▼

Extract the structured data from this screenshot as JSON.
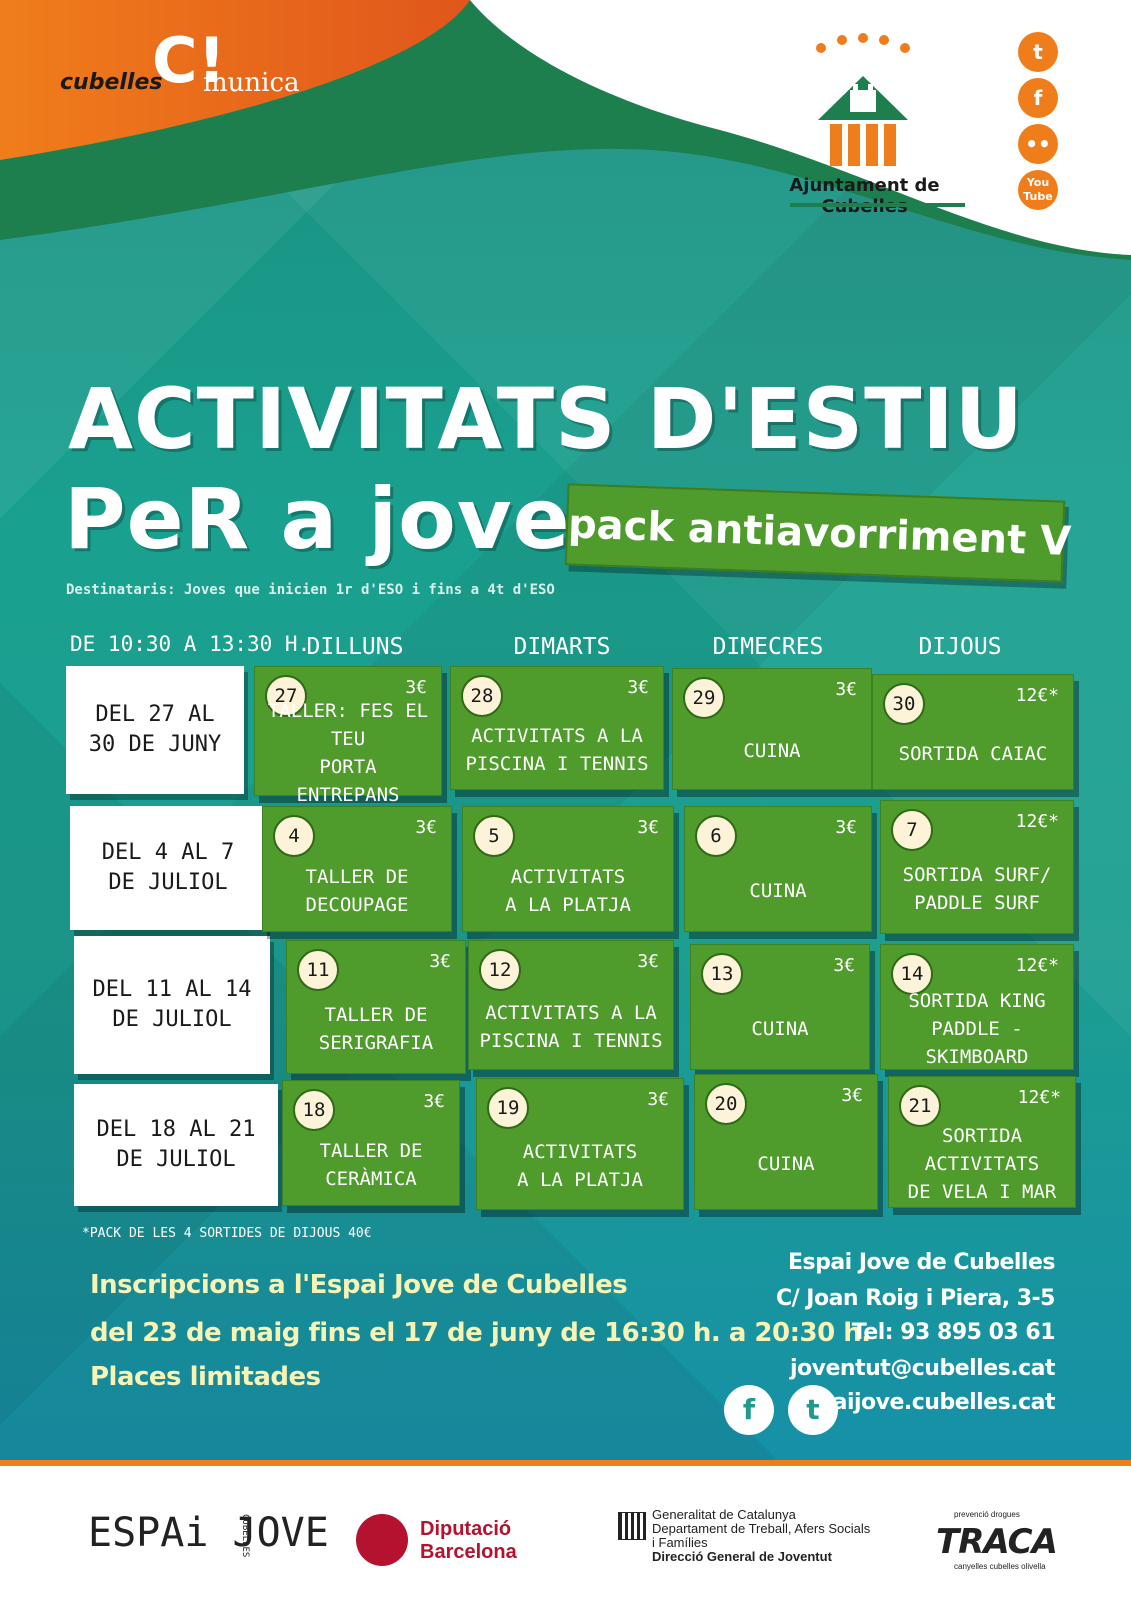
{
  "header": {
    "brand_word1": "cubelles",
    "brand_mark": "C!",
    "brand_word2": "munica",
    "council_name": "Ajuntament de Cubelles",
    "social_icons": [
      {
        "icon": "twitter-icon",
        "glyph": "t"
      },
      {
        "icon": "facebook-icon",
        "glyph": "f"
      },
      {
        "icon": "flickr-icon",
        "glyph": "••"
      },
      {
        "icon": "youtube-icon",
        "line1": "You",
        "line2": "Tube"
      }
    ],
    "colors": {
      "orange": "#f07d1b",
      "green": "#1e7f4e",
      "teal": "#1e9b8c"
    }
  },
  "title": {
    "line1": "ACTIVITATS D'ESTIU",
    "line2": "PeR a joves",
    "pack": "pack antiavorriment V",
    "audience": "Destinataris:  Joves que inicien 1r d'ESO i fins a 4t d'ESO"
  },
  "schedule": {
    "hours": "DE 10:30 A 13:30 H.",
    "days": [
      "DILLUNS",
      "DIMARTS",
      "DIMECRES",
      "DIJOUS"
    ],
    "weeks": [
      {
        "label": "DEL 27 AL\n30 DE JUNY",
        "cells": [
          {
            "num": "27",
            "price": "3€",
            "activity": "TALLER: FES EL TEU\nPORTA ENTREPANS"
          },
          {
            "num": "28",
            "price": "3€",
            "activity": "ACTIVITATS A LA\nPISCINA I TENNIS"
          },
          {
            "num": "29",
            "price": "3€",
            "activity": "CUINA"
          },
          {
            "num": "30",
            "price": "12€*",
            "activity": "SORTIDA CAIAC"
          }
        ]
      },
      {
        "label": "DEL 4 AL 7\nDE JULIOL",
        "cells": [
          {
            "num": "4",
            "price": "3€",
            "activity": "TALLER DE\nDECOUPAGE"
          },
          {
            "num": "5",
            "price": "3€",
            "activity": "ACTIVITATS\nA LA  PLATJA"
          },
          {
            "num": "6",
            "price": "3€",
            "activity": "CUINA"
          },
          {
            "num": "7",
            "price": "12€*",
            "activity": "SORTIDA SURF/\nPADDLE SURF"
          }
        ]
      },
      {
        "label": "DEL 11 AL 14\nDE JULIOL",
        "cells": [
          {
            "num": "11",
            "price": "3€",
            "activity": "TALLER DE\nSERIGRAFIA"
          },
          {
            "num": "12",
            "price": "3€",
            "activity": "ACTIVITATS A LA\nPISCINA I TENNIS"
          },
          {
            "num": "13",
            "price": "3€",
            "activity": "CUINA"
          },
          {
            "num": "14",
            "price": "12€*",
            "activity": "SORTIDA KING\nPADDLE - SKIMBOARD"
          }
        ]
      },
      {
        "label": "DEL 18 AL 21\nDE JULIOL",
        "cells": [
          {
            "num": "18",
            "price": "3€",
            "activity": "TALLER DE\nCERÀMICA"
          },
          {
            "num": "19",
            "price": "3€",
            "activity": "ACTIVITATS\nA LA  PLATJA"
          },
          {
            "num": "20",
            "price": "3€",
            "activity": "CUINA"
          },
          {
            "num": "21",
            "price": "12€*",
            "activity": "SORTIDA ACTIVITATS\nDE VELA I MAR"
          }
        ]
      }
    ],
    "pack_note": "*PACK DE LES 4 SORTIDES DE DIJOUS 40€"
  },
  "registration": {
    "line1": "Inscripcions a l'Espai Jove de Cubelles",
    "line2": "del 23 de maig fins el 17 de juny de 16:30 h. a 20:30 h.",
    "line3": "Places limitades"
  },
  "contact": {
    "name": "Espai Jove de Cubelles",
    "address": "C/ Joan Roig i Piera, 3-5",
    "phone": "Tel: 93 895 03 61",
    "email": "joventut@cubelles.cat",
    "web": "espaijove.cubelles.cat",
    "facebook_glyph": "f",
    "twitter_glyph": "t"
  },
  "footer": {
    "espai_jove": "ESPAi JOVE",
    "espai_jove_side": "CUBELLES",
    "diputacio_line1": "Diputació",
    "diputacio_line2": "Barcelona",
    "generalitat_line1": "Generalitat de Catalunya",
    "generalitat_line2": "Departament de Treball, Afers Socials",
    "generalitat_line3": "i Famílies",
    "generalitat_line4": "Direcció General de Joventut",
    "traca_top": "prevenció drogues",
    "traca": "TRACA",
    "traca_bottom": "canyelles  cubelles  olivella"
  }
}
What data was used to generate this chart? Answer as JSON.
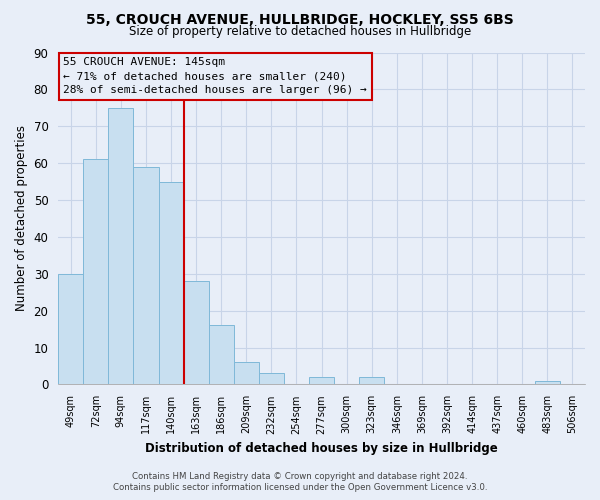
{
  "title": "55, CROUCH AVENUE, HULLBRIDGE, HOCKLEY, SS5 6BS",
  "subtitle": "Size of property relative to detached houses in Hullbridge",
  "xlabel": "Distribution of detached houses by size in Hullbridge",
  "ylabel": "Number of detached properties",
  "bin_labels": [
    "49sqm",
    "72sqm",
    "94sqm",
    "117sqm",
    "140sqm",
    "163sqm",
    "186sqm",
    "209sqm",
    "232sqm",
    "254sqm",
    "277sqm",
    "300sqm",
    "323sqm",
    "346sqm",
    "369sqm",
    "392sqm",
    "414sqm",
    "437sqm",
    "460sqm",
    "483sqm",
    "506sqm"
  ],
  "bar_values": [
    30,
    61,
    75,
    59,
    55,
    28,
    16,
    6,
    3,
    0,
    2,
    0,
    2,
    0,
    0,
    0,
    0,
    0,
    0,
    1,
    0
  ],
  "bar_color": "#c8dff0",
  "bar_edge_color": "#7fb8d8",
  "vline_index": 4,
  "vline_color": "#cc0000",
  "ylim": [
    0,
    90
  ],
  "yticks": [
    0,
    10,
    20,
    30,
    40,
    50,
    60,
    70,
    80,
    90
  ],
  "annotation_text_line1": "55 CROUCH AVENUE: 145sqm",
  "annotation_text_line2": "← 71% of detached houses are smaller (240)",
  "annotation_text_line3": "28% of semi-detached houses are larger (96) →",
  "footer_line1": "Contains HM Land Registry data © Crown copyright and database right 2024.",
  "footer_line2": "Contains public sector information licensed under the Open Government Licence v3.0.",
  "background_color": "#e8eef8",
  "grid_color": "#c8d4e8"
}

▲

§ PROBLEM DETAILS
Retype all of the entries exactly as written, leaving out any images.

§ TASK RESULT
Extract the structured data from this screenshot as JSON.
{
  "header": {
    "brand_word1": "cubelles",
    "brand_mark": "C!",
    "brand_word2": "munica",
    "council_name": "Ajuntament de Cubelles",
    "social_icons": [
      {
        "icon": "twitter-icon",
        "glyph": "t"
      },
      {
        "icon": "facebook-icon",
        "glyph": "f"
      },
      {
        "icon": "flickr-icon",
        "glyph": "••"
      },
      {
        "icon": "youtube-icon",
        "line1": "You",
        "line2": "Tube"
      }
    ],
    "colors": {
      "orange": "#f07d1b",
      "green": "#1e7f4e",
      "teal": "#1e9b8c"
    }
  },
  "title": {
    "line1": "ACTIVITATS D'ESTIU",
    "line2": "PeR a joves",
    "pack": "pack antiavorriment V",
    "audience": "Destinataris:  Joves que inicien 1r d'ESO i fins a 4t d'ESO"
  },
  "schedule": {
    "hours": "DE 10:30 A 13:30 H.",
    "days": [
      "DILLUNS",
      "DIMARTS",
      "DIMECRES",
      "DIJOUS"
    ],
    "weeks": [
      {
        "label": "DEL 27 AL\n30 DE JUNY",
        "cells": [
          {
            "num": "27",
            "price": "3€",
            "activity": "TALLER: FES EL TEU\nPORTA ENTREPANS"
          },
          {
            "num": "28",
            "price": "3€",
            "activity": "ACTIVITATS A LA\nPISCINA I TENNIS"
          },
          {
            "num": "29",
            "price": "3€",
            "activity": "CUINA"
          },
          {
            "num": "30",
            "price": "12€*",
            "activity": "SORTIDA CAIAC"
          }
        ]
      },
      {
        "label": "DEL 4 AL 7\nDE JULIOL",
        "cells": [
          {
            "num": "4",
            "price": "3€",
            "activity": "TALLER DE\nDECOUPAGE"
          },
          {
            "num": "5",
            "price": "3€",
            "activity": "ACTIVITATS\nA LA  PLATJA"
          },
          {
            "num": "6",
            "price": "3€",
            "activity": "CUINA"
          },
          {
            "num": "7",
            "price": "12€*",
            "activity": "SORTIDA SURF/\nPADDLE SURF"
          }
        ]
      },
      {
        "label": "DEL 11 AL 14\nDE JULIOL",
        "cells": [
          {
            "num": "11",
            "price": "3€",
            "activity": "TALLER DE\nSERIGRAFIA"
          },
          {
            "num": "12",
            "price": "3€",
            "activity": "ACTIVITATS A LA\nPISCINA I TENNIS"
          },
          {
            "num": "13",
            "price": "3€",
            "activity": "CUINA"
          },
          {
            "num": "14",
            "price": "12€*",
            "activity": "SORTIDA KING\nPADDLE - SKIMBOARD"
          }
        ]
      },
      {
        "label": "DEL 18 AL 21\nDE JULIOL",
        "cells": [
          {
            "num": "18",
            "price": "3€",
            "activity": "TALLER DE\nCERÀMICA"
          },
          {
            "num": "19",
            "price": "3€",
            "activity": "ACTIVITATS\nA LA  PLATJA"
          },
          {
            "num": "20",
            "price": "3€",
            "activity": "CUINA"
          },
          {
            "num": "21",
            "price": "12€*",
            "activity": "SORTIDA ACTIVITATS\nDE VELA I MAR"
          }
        ]
      }
    ],
    "pack_note": "*PACK DE LES 4 SORTIDES DE DIJOUS 40€"
  },
  "registration": {
    "line1": "Inscripcions a l'Espai Jove de Cubelles",
    "line2": "del 23 de maig fins el 17 de juny de 16:30 h. a 20:30 h.",
    "line3": "Places limitades"
  },
  "contact": {
    "name": "Espai Jove de Cubelles",
    "address": "C/ Joan Roig i Piera, 3-5",
    "phone": "Tel: 93 895 03 61",
    "email": "joventut@cubelles.cat",
    "web": "espaijove.cubelles.cat",
    "facebook_glyph": "f",
    "twitter_glyph": "t"
  },
  "footer": {
    "espai_jove": "ESPAi JOVE",
    "espai_jove_side": "CUBELLES",
    "diputacio_line1": "Diputació",
    "diputacio_line2": "Barcelona",
    "generalitat_line1": "Generalitat de Catalunya",
    "generalitat_line2": "Departament de Treball, Afers Socials",
    "generalitat_line3": "i Famílies",
    "generalitat_line4": "Direcció General de Joventut",
    "traca_top": "prevenció drogues",
    "traca": "TRACA",
    "traca_bottom": "canyelles  cubelles  olivella"
  }
}
What data was used to generate this chart? Answer as JSON.
{
  "title": "55, CROUCH AVENUE, HULLBRIDGE, HOCKLEY, SS5 6BS",
  "subtitle": "Size of property relative to detached houses in Hullbridge",
  "xlabel": "Distribution of detached houses by size in Hullbridge",
  "ylabel": "Number of detached properties",
  "bin_labels": [
    "49sqm",
    "72sqm",
    "94sqm",
    "117sqm",
    "140sqm",
    "163sqm",
    "186sqm",
    "209sqm",
    "232sqm",
    "254sqm",
    "277sqm",
    "300sqm",
    "323sqm",
    "346sqm",
    "369sqm",
    "392sqm",
    "414sqm",
    "437sqm",
    "460sqm",
    "483sqm",
    "506sqm"
  ],
  "bar_values": [
    30,
    61,
    75,
    59,
    55,
    28,
    16,
    6,
    3,
    0,
    2,
    0,
    2,
    0,
    0,
    0,
    0,
    0,
    0,
    1,
    0
  ],
  "bar_color": "#c8dff0",
  "bar_edge_color": "#7fb8d8",
  "vline_index": 4,
  "vline_color": "#cc0000",
  "ylim": [
    0,
    90
  ],
  "yticks": [
    0,
    10,
    20,
    30,
    40,
    50,
    60,
    70,
    80,
    90
  ],
  "annotation_text_line1": "55 CROUCH AVENUE: 145sqm",
  "annotation_text_line2": "← 71% of detached houses are smaller (240)",
  "annotation_text_line3": "28% of semi-detached houses are larger (96) →",
  "footer_line1": "Contains HM Land Registry data © Crown copyright and database right 2024.",
  "footer_line2": "Contains public sector information licensed under the Open Government Licence v3.0.",
  "background_color": "#e8eef8",
  "grid_color": "#c8d4e8"
}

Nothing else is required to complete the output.